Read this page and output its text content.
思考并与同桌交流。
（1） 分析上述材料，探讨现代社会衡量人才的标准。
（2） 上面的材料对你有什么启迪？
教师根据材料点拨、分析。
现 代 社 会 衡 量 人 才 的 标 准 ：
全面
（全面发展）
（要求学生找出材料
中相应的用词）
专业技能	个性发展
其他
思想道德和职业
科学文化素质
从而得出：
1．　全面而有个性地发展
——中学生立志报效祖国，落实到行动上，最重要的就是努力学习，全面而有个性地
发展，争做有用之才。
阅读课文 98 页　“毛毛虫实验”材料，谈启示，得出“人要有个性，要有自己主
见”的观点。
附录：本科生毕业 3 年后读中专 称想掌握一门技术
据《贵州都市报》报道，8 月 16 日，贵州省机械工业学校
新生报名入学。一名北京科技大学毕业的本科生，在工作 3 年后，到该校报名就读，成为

☆ ☆ ☆ ☆ ☆ ☆ ☆

Quote every line of the data, word for word.

» Correct answer
Read this page and output its text content.
思考并与同桌交流。
（1） 分析上述材料，探讨现代社会衡量人才的标准。
（2） 上面的材料对你有什么启迪？
教师根据材料点拨、分析。
现 代 社 会 衡 量 人 才 的 标 准 ：
全面
（全面发展）
（要求学生找出材料
中相应的用词）
专业技能	个性发展
其他
思想道德和职业
科学文化素质
从而得出：
1．　全面而有个性地发展
——中学生立志报效祖国，落实到行动上，最重要的就是努力学习，全面而有个性地
发展，争做有用之才。
阅读课文 98 页　“毛毛虫实验”材料，谈启示，得出“人要有个性，要有自己主
见”的观点。
附录：本科生毕业 3 年后读中专 称想掌握一门技术
据《贵州都市报》报道，8 月 16 日，贵州省机械工业学校
新生报名入学。一名北京科技大学毕业的本科生，在工作 3 年后，到该校报名就读，成为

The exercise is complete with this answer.